• _CHECK YOUR UNDERSTANDING_:
1) In the post about woodworking and SharePoint tools, which tool did the author's team recently purchase?
2) Continue the post about woodworking and SharePoint tools from where it stops.

• _DOCUMENT PASSAGE_:
_ _ _ _ _

Tools of the Trade

A recent discussion on the LinkedIn group Weekend Woodworkers asked members to talk about their favorite hand plane. Right away I knew the person starting the discussion was a real woodworker. A real woodworker knows better than to ask “what’s your favorite tool?” There are simply too many favorites. And, a real woodworker knows the attachment woodworkers have for planes. My favorite, shown here, is a Stanley Low-angle Block Pane. When it comes to the work I do with SharePoint, choosing a favorite tool is hard. In fact, I don’t really use that many tools. Even though I’ve been working with SharePoint for five years, there are still a lot of things I like to do by hand, to fully understand the options, features and capabilities. After I have this understanding, if the task is difficult or tedious, then I decide to buy a tool to help. One such tool we recently purchased is MetaVis Architect Suite.

MetaVis presents you with a graphical view of your SharePoint environment and lets you manipulate that view. The cool thing is that you can do the manipulation in a modeled environment and, if you like what you have, you can push it out to your SharePoint server. You can compare sites to make sure they have the same elements (lists, libraries, content types, etc.) and you can create new elements in the model instead of at the server. One very nice benefit of this feature is the ability to build and configure sites, in front of a user, without waiting for SharePoint to build actual pages and, even better, without having to tear it all down when they realize they want something else. Still even better is the ability to show the user other sites and, when they see something they like, be able to copy it to their site. Another thing I like about MetaVis is their pricing. Architect Suite is priced by seat. So the one copy we have cost us 1x their License fee. They offer discounts for more than one copy but, our one copy can be used to work on our internal server, our Internet facing server and our test server. I like pricing that makes sense, pricing that matches use, and, in my opinion, MetaVis got it right.

_ _ _ _ _

• _PROVIDED MATERIAL_:
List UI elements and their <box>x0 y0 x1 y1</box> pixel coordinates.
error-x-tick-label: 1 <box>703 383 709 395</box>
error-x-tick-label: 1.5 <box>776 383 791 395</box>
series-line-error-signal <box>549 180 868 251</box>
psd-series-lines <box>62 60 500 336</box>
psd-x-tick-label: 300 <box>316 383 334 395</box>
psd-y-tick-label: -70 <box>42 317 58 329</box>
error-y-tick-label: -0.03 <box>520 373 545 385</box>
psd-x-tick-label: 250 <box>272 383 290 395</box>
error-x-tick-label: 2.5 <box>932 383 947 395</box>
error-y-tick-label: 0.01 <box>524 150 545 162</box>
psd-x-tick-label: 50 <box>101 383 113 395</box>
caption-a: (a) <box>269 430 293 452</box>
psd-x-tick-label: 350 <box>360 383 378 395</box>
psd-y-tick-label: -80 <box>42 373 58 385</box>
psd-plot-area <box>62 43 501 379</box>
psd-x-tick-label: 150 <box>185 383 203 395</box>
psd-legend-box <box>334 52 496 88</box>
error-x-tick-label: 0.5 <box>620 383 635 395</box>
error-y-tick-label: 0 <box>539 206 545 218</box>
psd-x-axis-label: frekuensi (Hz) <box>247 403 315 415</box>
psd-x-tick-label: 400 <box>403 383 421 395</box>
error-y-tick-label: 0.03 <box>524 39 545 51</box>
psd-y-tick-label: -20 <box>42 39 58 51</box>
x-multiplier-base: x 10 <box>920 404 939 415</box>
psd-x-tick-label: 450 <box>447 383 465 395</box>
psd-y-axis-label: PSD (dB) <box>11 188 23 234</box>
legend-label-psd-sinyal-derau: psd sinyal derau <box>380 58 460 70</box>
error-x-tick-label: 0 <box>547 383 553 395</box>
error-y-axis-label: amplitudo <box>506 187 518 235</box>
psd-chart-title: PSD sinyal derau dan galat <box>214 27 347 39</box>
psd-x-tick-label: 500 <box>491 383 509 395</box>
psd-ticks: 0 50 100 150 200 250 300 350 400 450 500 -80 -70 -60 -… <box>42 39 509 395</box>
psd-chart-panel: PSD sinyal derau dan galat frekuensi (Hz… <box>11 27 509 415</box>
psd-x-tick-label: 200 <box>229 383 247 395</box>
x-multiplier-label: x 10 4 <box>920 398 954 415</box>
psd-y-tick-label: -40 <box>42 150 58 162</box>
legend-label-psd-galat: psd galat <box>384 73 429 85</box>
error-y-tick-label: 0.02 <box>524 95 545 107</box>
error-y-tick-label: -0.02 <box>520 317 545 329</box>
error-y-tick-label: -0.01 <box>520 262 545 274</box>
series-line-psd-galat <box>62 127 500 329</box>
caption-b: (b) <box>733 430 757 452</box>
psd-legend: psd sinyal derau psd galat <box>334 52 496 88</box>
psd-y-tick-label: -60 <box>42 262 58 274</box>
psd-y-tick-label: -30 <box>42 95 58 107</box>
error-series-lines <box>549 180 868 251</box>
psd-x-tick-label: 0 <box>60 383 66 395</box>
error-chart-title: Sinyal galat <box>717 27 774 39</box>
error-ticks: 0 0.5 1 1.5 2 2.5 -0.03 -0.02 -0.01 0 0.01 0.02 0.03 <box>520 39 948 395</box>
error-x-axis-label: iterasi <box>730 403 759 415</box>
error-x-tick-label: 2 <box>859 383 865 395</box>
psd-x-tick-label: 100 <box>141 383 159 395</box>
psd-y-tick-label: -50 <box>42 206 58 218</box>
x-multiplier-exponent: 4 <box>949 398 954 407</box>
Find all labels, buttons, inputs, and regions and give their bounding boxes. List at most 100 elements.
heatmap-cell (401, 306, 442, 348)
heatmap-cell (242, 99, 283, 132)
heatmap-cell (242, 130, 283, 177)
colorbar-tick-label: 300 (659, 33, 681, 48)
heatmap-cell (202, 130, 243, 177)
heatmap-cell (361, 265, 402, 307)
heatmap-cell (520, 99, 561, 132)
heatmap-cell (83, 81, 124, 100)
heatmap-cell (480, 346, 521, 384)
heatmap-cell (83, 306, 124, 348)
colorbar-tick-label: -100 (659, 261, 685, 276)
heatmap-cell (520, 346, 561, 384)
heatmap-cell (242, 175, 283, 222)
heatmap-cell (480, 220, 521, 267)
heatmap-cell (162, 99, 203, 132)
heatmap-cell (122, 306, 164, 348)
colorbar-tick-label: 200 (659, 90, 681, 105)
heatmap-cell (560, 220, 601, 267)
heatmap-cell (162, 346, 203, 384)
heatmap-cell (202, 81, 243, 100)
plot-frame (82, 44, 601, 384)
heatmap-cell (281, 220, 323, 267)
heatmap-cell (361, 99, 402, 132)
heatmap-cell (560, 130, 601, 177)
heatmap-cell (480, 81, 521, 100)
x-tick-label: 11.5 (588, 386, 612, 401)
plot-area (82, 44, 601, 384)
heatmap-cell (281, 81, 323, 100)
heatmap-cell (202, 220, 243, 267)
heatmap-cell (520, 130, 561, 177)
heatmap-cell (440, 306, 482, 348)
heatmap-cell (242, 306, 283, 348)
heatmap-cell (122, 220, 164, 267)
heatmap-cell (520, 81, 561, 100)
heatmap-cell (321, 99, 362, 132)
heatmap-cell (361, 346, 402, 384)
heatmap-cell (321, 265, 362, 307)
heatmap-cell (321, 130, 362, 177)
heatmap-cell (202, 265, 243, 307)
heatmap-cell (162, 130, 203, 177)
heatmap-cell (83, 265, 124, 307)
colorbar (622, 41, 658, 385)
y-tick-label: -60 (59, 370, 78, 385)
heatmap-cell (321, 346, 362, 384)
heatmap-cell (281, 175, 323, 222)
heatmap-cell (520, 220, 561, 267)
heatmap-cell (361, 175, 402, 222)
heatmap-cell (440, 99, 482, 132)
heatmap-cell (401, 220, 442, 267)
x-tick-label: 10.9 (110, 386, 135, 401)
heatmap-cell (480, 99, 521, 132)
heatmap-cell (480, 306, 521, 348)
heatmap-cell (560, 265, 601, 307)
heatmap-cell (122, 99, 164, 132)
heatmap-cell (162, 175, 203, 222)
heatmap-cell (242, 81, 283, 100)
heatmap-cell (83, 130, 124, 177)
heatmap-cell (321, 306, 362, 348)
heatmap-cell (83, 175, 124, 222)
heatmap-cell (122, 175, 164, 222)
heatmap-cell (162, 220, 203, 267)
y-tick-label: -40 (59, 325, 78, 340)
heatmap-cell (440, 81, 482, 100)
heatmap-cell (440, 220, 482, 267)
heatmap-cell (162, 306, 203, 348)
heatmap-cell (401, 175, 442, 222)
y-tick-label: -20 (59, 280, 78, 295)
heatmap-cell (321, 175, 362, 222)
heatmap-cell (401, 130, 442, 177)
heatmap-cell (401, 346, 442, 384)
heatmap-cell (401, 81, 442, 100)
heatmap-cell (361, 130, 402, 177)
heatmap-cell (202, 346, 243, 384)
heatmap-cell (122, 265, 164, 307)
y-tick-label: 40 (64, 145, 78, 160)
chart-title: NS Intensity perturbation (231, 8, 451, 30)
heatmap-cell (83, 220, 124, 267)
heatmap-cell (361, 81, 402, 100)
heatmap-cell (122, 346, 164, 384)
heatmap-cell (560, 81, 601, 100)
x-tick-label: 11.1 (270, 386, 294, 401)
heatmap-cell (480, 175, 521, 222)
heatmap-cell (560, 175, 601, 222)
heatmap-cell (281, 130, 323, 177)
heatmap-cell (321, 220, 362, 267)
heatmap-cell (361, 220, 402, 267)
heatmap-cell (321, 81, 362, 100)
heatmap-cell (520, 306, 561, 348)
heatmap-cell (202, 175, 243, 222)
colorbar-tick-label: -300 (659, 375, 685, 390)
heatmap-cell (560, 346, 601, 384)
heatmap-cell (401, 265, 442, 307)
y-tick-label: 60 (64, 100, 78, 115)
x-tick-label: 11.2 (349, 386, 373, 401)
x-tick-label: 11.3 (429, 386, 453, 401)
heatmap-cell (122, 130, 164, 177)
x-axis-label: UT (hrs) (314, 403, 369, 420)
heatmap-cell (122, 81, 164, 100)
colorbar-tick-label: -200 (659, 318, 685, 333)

_ _ _ _ _

• _OUTPUTS BY TASK_:
1) MetaVis Architect Suite.

2)
We’ve only recently started working with MetaVis so the things I’ve accomplished with the product don’t do justice to its capabilities. I hope to share some interesting stories in the future but I wanted to write about it now for two reasons. One, it’s a really cool product! Two, I want to answer some backchannel e-mail I’ve received titled “Who pays for SharePoint Stories?” Who pays? – I do. OK, I don’t pay much, this is on Blogger so the blog is free, but I did pay $8 for the domain name. The company I work for bought MetaVis along with SharePoint, a few other tools and a bunch of web-parts. I’m not saying I wouldn’t have taken a free copy, but if I did, I would let you know at the beginning of this post and I’d still post the truth about the product. You might also note that there aren’t any ads here. If you’re going to be distracted while reading my blog, please read my recent Tweets, my previous posts or check out the links to people I find interesting.
Now that the fine print is out of the way, let me say that if Stanley Tools wants to send me another low angle block plane, I’ll take it.